Write out each line word for word. Drop pictures.

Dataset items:
* start *

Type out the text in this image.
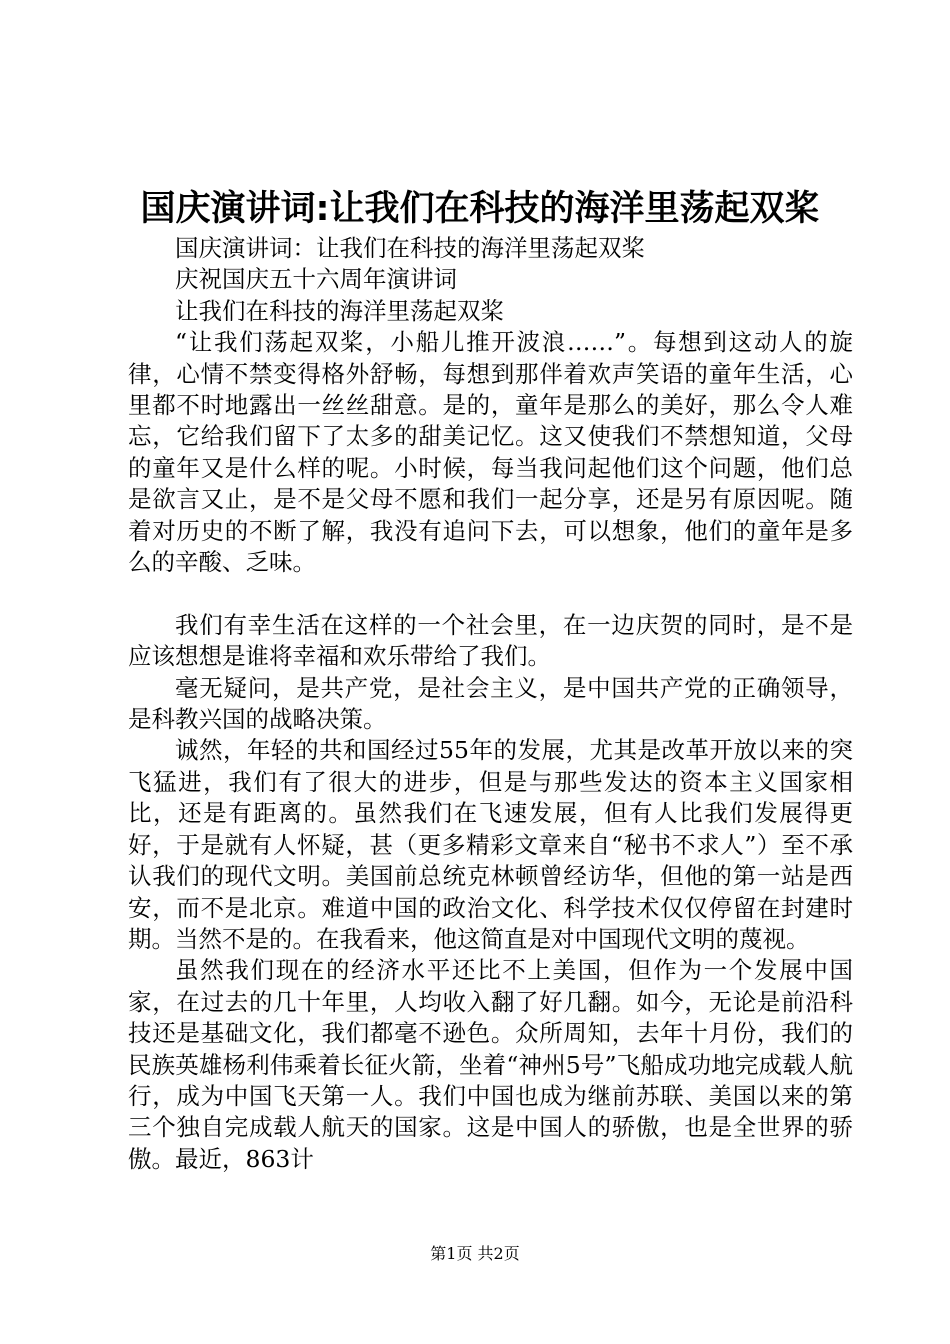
国庆演讲词:让我们在科技的海洋里荡起双桨

国庆演讲词：让我们在科技的海洋里荡起双桨

庆祝国庆五十六周年演讲词

让我们在科技的海洋里荡起双桨

“让我们荡起双桨，小船儿推开波浪……”。每想到这动人的旋律，心情不禁变得格外舒畅，每想到那伴着欢声笑语的童年生活，心里都不时地露出一丝丝甜意。是的，童年是那么的美好，那么令人难忘，它给我们留下了太多的甜美记忆。这又使我们不禁想知道，父母的童年又是什么样的呢。小时候，每当我问起他们这个问题，他们总是欲言又止，是不是父母不愿和我们一起分享，还是另有原因呢。随着对历史的不断了解，我没有追问下去，可以想象，他们的童年是多么的辛酸、乏味。

我们有幸生活在这样的一个社会里，在一边庆贺的同时，是不是应该想想是谁将幸福和欢乐带给了我们。

毫无疑问，是共产党，是社会主义，是中国共产党的正确领导，是科教兴国的战略决策。

诚然，年轻的共和国经过55年的发展，尤其是改革开放以来的突飞猛进，我们有了很大的进步，但是与那些发达的资本主义国家相比，还是有距离的。虽然我们在飞速发展，但有人比我们发展得更好，于是就有人怀疑，甚（更多精彩文章来自“秘书不求人”）至不承认我们的现代文明。美国前总统克林顿曾经访华，但他的第一站是西安，而不是北京。难道中国的政治文化、科学技术仅仅停留在封建时期。当然不是的。在我看来，他这简直是对中国现代文明的蔑视。

虽然我们现在的经济水平还比不上美国，但作为一个发展中国家，在过去的几十年里，人均收入翻了好几翻。如今，无论是前沿科技还是基础文化，我们都毫不逊色。众所周知，去年十月份，我们的民族英雄杨利伟乘着长征火箭，坐着“神州5号”飞船成功地完成载人航行，成为中国飞天第一人。我们中国也成为继前苏联、美国以来的第三个独自完成载人航天的国家。这是中国人的骄傲，也是全世界的骄傲。最近，863计

第1页 共2页
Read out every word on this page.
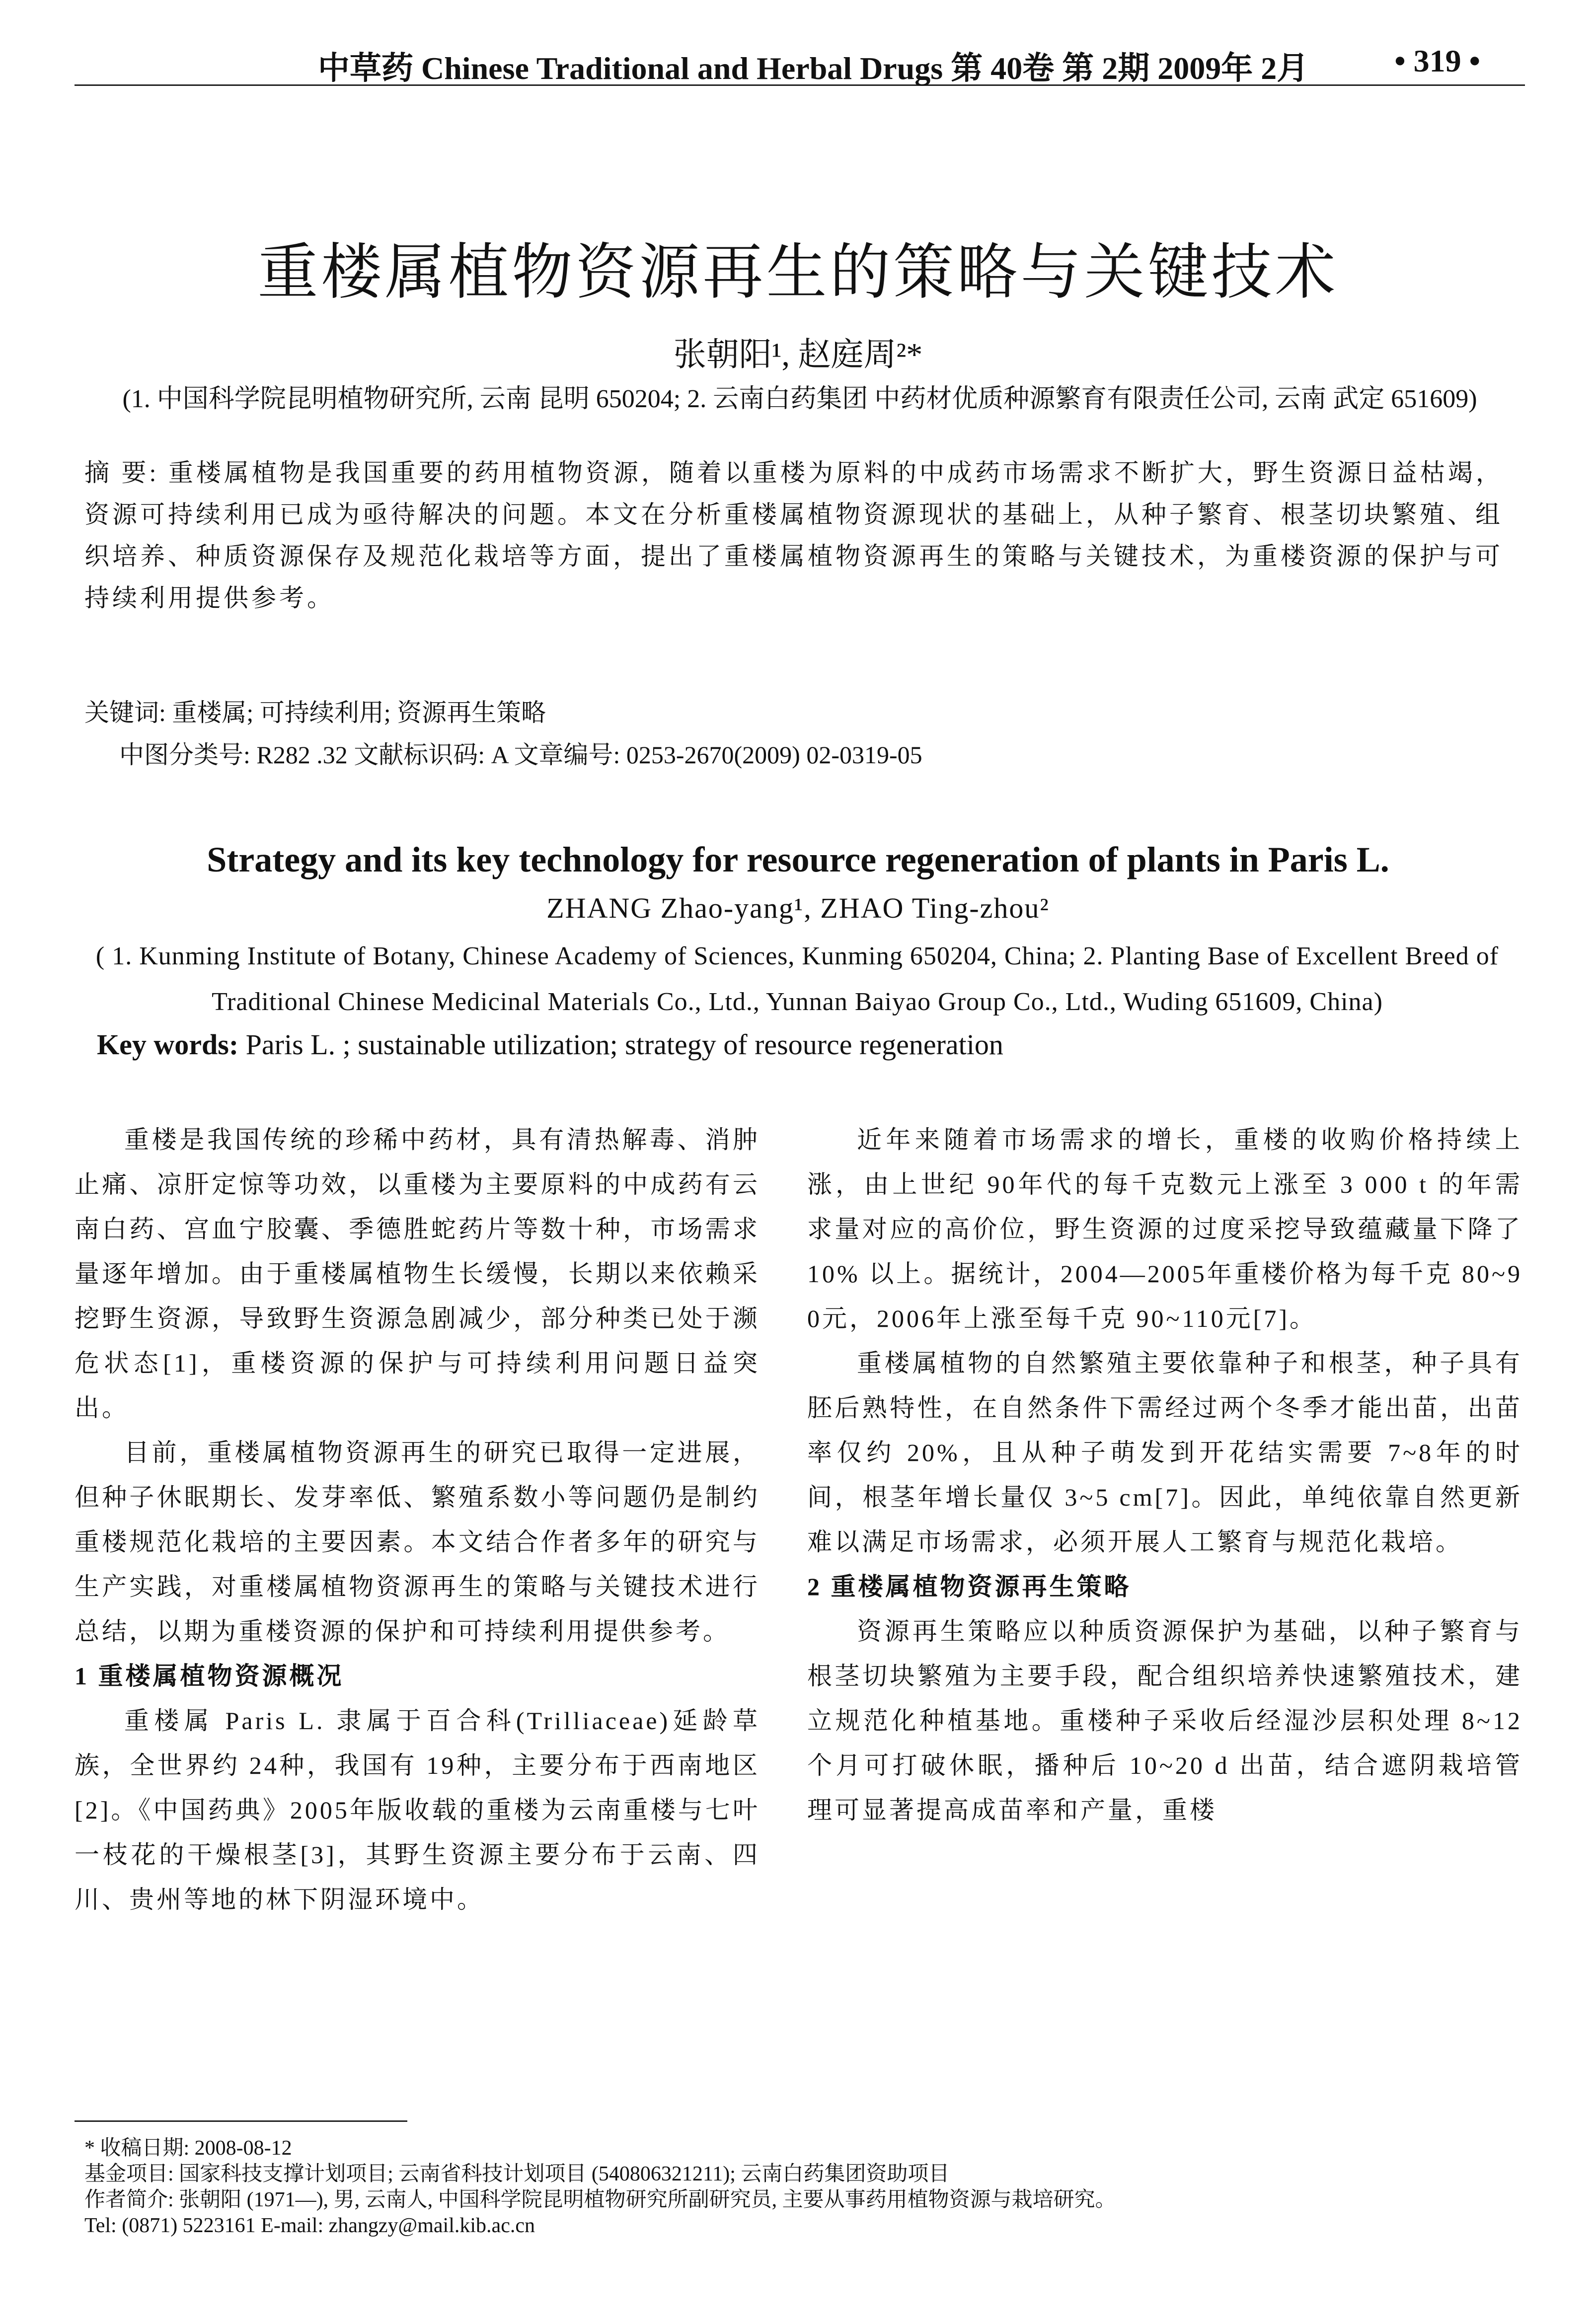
中草药 Chinese Traditional and Herbal Drugs 第 40卷 第 2期 2009年 2月	• 319 •
重楼属植物资源再生的策略与关键技术
张朝阳¹, 赵庭周²*
(1. 中国科学院昆明植物研究所, 云南 昆明 650204; 2. 云南白药集团 中药材优质种源繁育有限责任公司, 云南 武定 651609)
摘 要: 重楼属植物是我国重要的药用植物资源，随着以重楼为原料的中成药市场需求不断扩大，野生资源日益枯竭，资源可持续利用已成为亟待解决的问题。本文在分析重楼属植物资源现状的基础上，从种子繁育、根茎切块繁殖、组织培养、种质资源保存及规范化栽培等方面，提出了重楼属植物资源再生的策略与关键技术，为重楼资源的保护与可持续利用提供参考。
关键词: 重楼属; 可持续利用; 资源再生策略
中图分类号: R282 .32 文献标识码: A 文章编号: 0253-2670(2009) 02-0319-05
Strategy and its key technology for resource regeneration of plants in Paris L.
ZHANG Zhao-yang¹, ZHAO Ting-zhou²
( 1. Kunming Institute of Botany, Chinese Academy of Sciences, Kunming 650204, China; 2. Planting Base of Excellent Breed of Traditional Chinese Medicinal Materials Co., Ltd., Yunnan Baiyao Group Co., Ltd., Wuding 651609, China)
Key words: Paris L. ; sustainable utilization; strategy of resource regeneration

重楼是我国传统的珍稀中药材，具有清热解毒、消肿止痛、凉肝定惊等功效，以重楼为主要原料的中成药有云南白药、宫血宁胶囊、季德胜蛇药片等数十种，市场需求量逐年增加。由于重楼属植物生长缓慢，长期以来依赖采挖野生资源，导致野生资源急剧减少，部分种类已处于濒危状态[1]，重楼资源的保护与可持续利用问题日益突出。

目前，重楼属植物资源再生的研究已取得一定进展，但种子休眠期长、发芽率低、繁殖系数小等问题仍是制约重楼规范化栽培的主要因素。本文结合作者多年的研究与生产实践，对重楼属植物资源再生的策略与关键技术进行总结，以期为重楼资源的保护和可持续利用提供参考。

1 重楼属植物资源概况

重楼属 Paris L. 隶属于百合科(Trilliaceae)延龄草族，全世界约 24种，我国有 19种，主要分布于西南地区[2]。《中国药典》2005年版收载的重楼为云南重楼与七叶一枝花的干燥根茎[3]，其野生资源主要分布于云南、四川、贵州等地的林下阴湿环境中。

近年来随着市场需求的增长，重楼的收购价格持续上涨，由上世纪 90年代的每千克数元上涨至 3 000 t 的年需求量对应的高价位，野生资源的过度采挖导致蕴藏量下降了 10% 以上。据统计，2004—2005年重楼价格为每千克 80~90元，2006年上涨至每千克 90~110元[7]。

重楼属植物的自然繁殖主要依靠种子和根茎，种子具有胚后熟特性，在自然条件下需经过两个冬季才能出苗，出苗率仅约 20%，且从种子萌发到开花结实需要 7~8年的时间，根茎年增长量仅 3~5 cm[7]。因此，单纯依靠自然更新难以满足市场需求，必须开展人工繁育与规范化栽培。

2 重楼属植物资源再生策略

资源再生策略应以种质资源保护为基础，以种子繁育与根茎切块繁殖为主要手段，配合组织培养快速繁殖技术，建立规范化种植基地。重楼种子采收后经湿沙层积处理 8~12个月可打破休眠，播种后 10~20 d 出苗，结合遮阴栽培管理可显著提高成苗率和产量，重楼

* 收稿日期: 2008-08-12
基金项目: 国家科技支撑计划项目; 云南省科技计划项目 (540806321211); 云南白药集团资助项目
作者简介: 张朝阳 (1971—), 男, 云南人, 中国科学院昆明植物研究所副研究员, 主要从事药用植物资源与栽培研究。
Tel: (0871) 5223161 E-mail: zhangzy@mail.kib.ac.cn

* end *

FINAL RESULT>
Type out the text in this image.
国庆演讲词:让我们在科技的海洋里荡起双桨

国庆演讲词：让我们在科技的海洋里荡起双桨

庆祝国庆五十六周年演讲词

让我们在科技的海洋里荡起双桨

“让我们荡起双桨，小船儿推开波浪……”。每想到这动人的旋律，心情不禁变得格外舒畅，每想到那伴着欢声笑语的童年生活，心里都不时地露出一丝丝甜意。是的，童年是那么的美好，那么令人难忘，它给我们留下了太多的甜美记忆。这又使我们不禁想知道，父母的童年又是什么样的呢。小时候，每当我问起他们这个问题，他们总是欲言又止，是不是父母不愿和我们一起分享，还是另有原因呢。随着对历史的不断了解，我没有追问下去，可以想象，他们的童年是多么的辛酸、乏味。

我们有幸生活在这样的一个社会里，在一边庆贺的同时，是不是应该想想是谁将幸福和欢乐带给了我们。

毫无疑问，是共产党，是社会主义，是中国共产党的正确领导，是科教兴国的战略决策。

诚然，年轻的共和国经过55年的发展，尤其是改革开放以来的突飞猛进，我们有了很大的进步，但是与那些发达的资本主义国家相比，还是有距离的。虽然我们在飞速发展，但有人比我们发展得更好，于是就有人怀疑，甚（更多精彩文章来自“秘书不求人”）至不承认我们的现代文明。美国前总统克林顿曾经访华，但他的第一站是西安，而不是北京。难道中国的政治文化、科学技术仅仅停留在封建时期。当然不是的。在我看来，他这简直是对中国现代文明的蔑视。

虽然我们现在的经济水平还比不上美国，但作为一个发展中国家，在过去的几十年里，人均收入翻了好几翻。如今，无论是前沿科技还是基础文化，我们都毫不逊色。众所周知，去年十月份，我们的民族英雄杨利伟乘着长征火箭，坐着“神州5号”飞船成功地完成载人航行，成为中国飞天第一人。我们中国也成为继前苏联、美国以来的第三个独自完成载人航天的国家。这是中国人的骄傲，也是全世界的骄傲。最近，863计

第1页 共2页
Read out every word on this page.
中草药 Chinese Traditional and Herbal Drugs 第 40卷 第 2期 2009年 2月	• 319 •
重楼属植物资源再生的策略与关键技术
张朝阳¹, 赵庭周²*
(1. 中国科学院昆明植物研究所, 云南 昆明 650204; 2. 云南白药集团 中药材优质种源繁育有限责任公司, 云南 武定 651609)
摘 要: 重楼属植物是我国重要的药用植物资源，随着以重楼为原料的中成药市场需求不断扩大，野生资源日益枯竭，资源可持续利用已成为亟待解决的问题。本文在分析重楼属植物资源现状的基础上，从种子繁育、根茎切块繁殖、组织培养、种质资源保存及规范化栽培等方面，提出了重楼属植物资源再生的策略与关键技术，为重楼资源的保护与可持续利用提供参考。
关键词: 重楼属; 可持续利用; 资源再生策略
中图分类号: R282 .32 文献标识码: A 文章编号: 0253-2670(2009) 02-0319-05
Strategy and its key technology for resource regeneration of plants in Paris L.
ZHANG Zhao-yang¹, ZHAO Ting-zhou²
( 1. Kunming Institute of Botany, Chinese Academy of Sciences, Kunming 650204, China; 2. Planting Base of Excellent Breed of Traditional Chinese Medicinal Materials Co., Ltd., Yunnan Baiyao Group Co., Ltd., Wuding 651609, China)
Key words: Paris L. ; sustainable utilization; strategy of resource regeneration

重楼是我国传统的珍稀中药材，具有清热解毒、消肿止痛、凉肝定惊等功效，以重楼为主要原料的中成药有云南白药、宫血宁胶囊、季德胜蛇药片等数十种，市场需求量逐年增加。由于重楼属植物生长缓慢，长期以来依赖采挖野生资源，导致野生资源急剧减少，部分种类已处于濒危状态[1]，重楼资源的保护与可持续利用问题日益突出。

目前，重楼属植物资源再生的研究已取得一定进展，但种子休眠期长、发芽率低、繁殖系数小等问题仍是制约重楼规范化栽培的主要因素。本文结合作者多年的研究与生产实践，对重楼属植物资源再生的策略与关键技术进行总结，以期为重楼资源的保护和可持续利用提供参考。

1 重楼属植物资源概况

重楼属 Paris L. 隶属于百合科(Trilliaceae)延龄草族，全世界约 24种，我国有 19种，主要分布于西南地区[2]。《中国药典》2005年版收载的重楼为云南重楼与七叶一枝花的干燥根茎[3]，其野生资源主要分布于云南、四川、贵州等地的林下阴湿环境中。

近年来随着市场需求的增长，重楼的收购价格持续上涨，由上世纪 90年代的每千克数元上涨至 3 000 t 的年需求量对应的高价位，野生资源的过度采挖导致蕴藏量下降了 10% 以上。据统计，2004—2005年重楼价格为每千克 80~90元，2006年上涨至每千克 90~110元[7]。

重楼属植物的自然繁殖主要依靠种子和根茎，种子具有胚后熟特性，在自然条件下需经过两个冬季才能出苗，出苗率仅约 20%，且从种子萌发到开花结实需要 7~8年的时间，根茎年增长量仅 3~5 cm[7]。因此，单纯依靠自然更新难以满足市场需求，必须开展人工繁育与规范化栽培。

2 重楼属植物资源再生策略

资源再生策略应以种质资源保护为基础，以种子繁育与根茎切块繁殖为主要手段，配合组织培养快速繁殖技术，建立规范化种植基地。重楼种子采收后经湿沙层积处理 8~12个月可打破休眠，播种后 10~20 d 出苗，结合遮阴栽培管理可显著提高成苗率和产量，重楼

* 收稿日期: 2008-08-12
基金项目: 国家科技支撑计划项目; 云南省科技计划项目 (540806321211); 云南白药集团资助项目
作者简介: 张朝阳 (1971—), 男, 云南人, 中国科学院昆明植物研究所副研究员, 主要从事药用植物资源与栽培研究。
Tel: (0871) 5223161 E-mail: zhangzy@mail.kib.ac.cn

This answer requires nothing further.